REQUEST: Every line of the material below must be repeated exactly.

DATASET EXTRACT:

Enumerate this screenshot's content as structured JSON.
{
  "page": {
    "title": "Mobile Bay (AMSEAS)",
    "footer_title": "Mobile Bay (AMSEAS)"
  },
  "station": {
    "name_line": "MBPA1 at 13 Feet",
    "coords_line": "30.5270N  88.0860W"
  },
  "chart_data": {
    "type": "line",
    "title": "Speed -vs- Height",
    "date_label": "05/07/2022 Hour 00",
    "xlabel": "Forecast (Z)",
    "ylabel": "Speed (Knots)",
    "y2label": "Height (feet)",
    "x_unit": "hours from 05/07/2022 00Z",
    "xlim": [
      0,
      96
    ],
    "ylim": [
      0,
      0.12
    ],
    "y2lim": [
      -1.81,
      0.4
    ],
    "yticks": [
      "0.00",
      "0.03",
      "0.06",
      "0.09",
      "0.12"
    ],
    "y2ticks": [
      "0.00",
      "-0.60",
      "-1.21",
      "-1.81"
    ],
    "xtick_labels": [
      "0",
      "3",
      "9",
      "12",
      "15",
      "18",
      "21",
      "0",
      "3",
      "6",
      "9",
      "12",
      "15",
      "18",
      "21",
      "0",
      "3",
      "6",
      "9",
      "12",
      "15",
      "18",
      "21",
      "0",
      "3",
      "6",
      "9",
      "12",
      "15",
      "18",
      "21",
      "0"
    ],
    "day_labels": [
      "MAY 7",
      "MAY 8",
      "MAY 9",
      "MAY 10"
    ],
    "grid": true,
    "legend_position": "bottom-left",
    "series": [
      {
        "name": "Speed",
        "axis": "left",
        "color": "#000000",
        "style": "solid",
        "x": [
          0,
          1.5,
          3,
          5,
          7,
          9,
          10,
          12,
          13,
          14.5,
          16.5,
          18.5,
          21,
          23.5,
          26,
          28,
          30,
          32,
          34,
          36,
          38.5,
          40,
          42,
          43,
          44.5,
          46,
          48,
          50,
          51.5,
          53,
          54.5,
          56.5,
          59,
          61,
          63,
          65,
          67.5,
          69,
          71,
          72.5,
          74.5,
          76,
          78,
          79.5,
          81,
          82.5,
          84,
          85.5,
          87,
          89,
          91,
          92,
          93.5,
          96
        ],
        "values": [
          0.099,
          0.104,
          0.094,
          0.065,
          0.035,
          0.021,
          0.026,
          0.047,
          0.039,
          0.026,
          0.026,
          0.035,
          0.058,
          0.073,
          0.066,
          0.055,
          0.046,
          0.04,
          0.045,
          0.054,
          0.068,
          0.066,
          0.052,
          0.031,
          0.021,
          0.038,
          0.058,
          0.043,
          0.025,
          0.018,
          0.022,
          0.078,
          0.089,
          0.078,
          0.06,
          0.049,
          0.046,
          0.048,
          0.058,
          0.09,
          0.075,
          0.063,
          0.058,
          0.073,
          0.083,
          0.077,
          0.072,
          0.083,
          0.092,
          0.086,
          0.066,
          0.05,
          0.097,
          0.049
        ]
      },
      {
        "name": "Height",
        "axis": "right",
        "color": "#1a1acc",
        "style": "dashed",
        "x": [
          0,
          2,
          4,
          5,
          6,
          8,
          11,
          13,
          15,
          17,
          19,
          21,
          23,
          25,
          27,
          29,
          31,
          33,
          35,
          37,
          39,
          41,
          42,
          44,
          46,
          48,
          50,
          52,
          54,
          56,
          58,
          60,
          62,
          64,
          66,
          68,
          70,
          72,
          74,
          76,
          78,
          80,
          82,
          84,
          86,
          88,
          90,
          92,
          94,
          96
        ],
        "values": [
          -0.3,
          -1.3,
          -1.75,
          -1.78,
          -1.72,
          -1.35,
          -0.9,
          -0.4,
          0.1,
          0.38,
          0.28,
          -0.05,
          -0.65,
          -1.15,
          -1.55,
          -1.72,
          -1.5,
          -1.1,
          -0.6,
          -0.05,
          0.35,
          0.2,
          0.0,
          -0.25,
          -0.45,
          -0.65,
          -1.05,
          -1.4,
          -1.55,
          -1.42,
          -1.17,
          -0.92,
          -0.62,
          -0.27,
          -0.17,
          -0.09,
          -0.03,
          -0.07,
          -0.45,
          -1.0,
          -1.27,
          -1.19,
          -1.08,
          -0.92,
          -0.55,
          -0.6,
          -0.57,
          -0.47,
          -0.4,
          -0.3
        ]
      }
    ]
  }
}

OUTPUT:
Enumerate this screenshot's content as structured JSON.
{
  "page": {
    "title": "Mobile Bay (AMSEAS)",
    "footer_title": "Mobile Bay (AMSEAS)"
  },
  "station": {
    "name_line": "MBPA1 at 13 Feet",
    "coords_line": "30.5270N  88.0860W"
  },
  "chart_data": {
    "type": "line",
    "title": "Speed -vs- Height",
    "date_label": "05/07/2022 Hour 00",
    "xlabel": "Forecast (Z)",
    "ylabel": "Speed (Knots)",
    "y2label": "Height (feet)",
    "x_unit": "hours from 05/07/2022 00Z",
    "xlim": [
      0,
      96
    ],
    "ylim": [
      0,
      0.12
    ],
    "y2lim": [
      -1.81,
      0.4
    ],
    "yticks": [
      "0.00",
      "0.03",
      "0.06",
      "0.09",
      "0.12"
    ],
    "y2ticks": [
      "0.00",
      "-0.60",
      "-1.21",
      "-1.81"
    ],
    "xtick_labels": [
      "0",
      "3",
      "9",
      "12",
      "15",
      "18",
      "21",
      "0",
      "3",
      "6",
      "9",
      "12",
      "15",
      "18",
      "21",
      "0",
      "3",
      "6",
      "9",
      "12",
      "15",
      "18",
      "21",
      "0",
      "3",
      "6",
      "9",
      "12",
      "15",
      "18",
      "21",
      "0"
    ],
    "day_labels": [
      "MAY 7",
      "MAY 8",
      "MAY 9",
      "MAY 10"
    ],
    "grid": true,
    "legend_position": "bottom-left",
    "series": [
      {
        "name": "Speed",
        "axis": "left",
        "color": "#000000",
        "style": "solid",
        "x": [
          0,
          1.5,
          3,
          5,
          7,
          9,
          10,
          12,
          13,
          14.5,
          16.5,
          18.5,
          21,
          23.5,
          26,
          28,
          30,
          32,
          34,
          36,
          38.5,
          40,
          42,
          43,
          44.5,
          46,
          48,
          50,
          51.5,
          53,
          54.5,
          56.5,
          59,
          61,
          63,
          65,
          67.5,
          69,
          71,
          72.5,
          74.5,
          76,
          78,
          79.5,
          81,
          82.5,
          84,
          85.5,
          87,
          89,
          91,
          92,
          93.5,
          96
        ],
        "values": [
          0.099,
          0.104,
          0.094,
          0.065,
          0.035,
          0.021,
          0.026,
          0.047,
          0.039,
          0.026,
          0.026,
          0.035,
          0.058,
          0.073,
          0.066,
          0.055,
          0.046,
          0.04,
          0.045,
          0.054,
          0.068,
          0.066,
          0.052,
          0.031,
          0.021,
          0.038,
          0.058,
          0.043,
          0.025,
          0.018,
          0.022,
          0.078,
          0.089,
          0.078,
          0.06,
          0.049,
          0.046,
          0.048,
          0.058,
          0.09,
          0.075,
          0.063,
          0.058,
          0.073,
          0.083,
          0.077,
          0.072,
          0.083,
          0.092,
          0.086,
          0.066,
          0.05,
          0.097,
          0.049
        ]
      },
      {
        "name": "Height",
        "axis": "right",
        "color": "#1a1acc",
        "style": "dashed",
        "x": [
          0,
          2,
          4,
          5,
          6,
          8,
          11,
          13,
          15,
          17,
          19,
          21,
          23,
          25,
          27,
          29,
          31,
          33,
          35,
          37,
          39,
          41,
          42,
          44,
          46,
          48,
          50,
          52,
          54,
          56,
          58,
          60,
          62,
          64,
          66,
          68,
          70,
          72,
          74,
          76,
          78,
          80,
          82,
          84,
          86,
          88,
          90,
          92,
          94,
          96
        ],
        "values": [
          -0.3,
          -1.3,
          -1.75,
          -1.78,
          -1.72,
          -1.35,
          -0.9,
          -0.4,
          0.1,
          0.38,
          0.28,
          -0.05,
          -0.65,
          -1.15,
          -1.55,
          -1.72,
          -1.5,
          -1.1,
          -0.6,
          -0.05,
          0.35,
          0.2,
          0.0,
          -0.25,
          -0.45,
          -0.65,
          -1.05,
          -1.4,
          -1.55,
          -1.42,
          -1.17,
          -0.92,
          -0.62,
          -0.27,
          -0.17,
          -0.09,
          -0.03,
          -0.07,
          -0.45,
          -1.0,
          -1.27,
          -1.19,
          -1.08,
          -0.92,
          -0.55,
          -0.6,
          -0.57,
          -0.47,
          -0.4,
          -0.3
        ]
      }
    ]
  }
}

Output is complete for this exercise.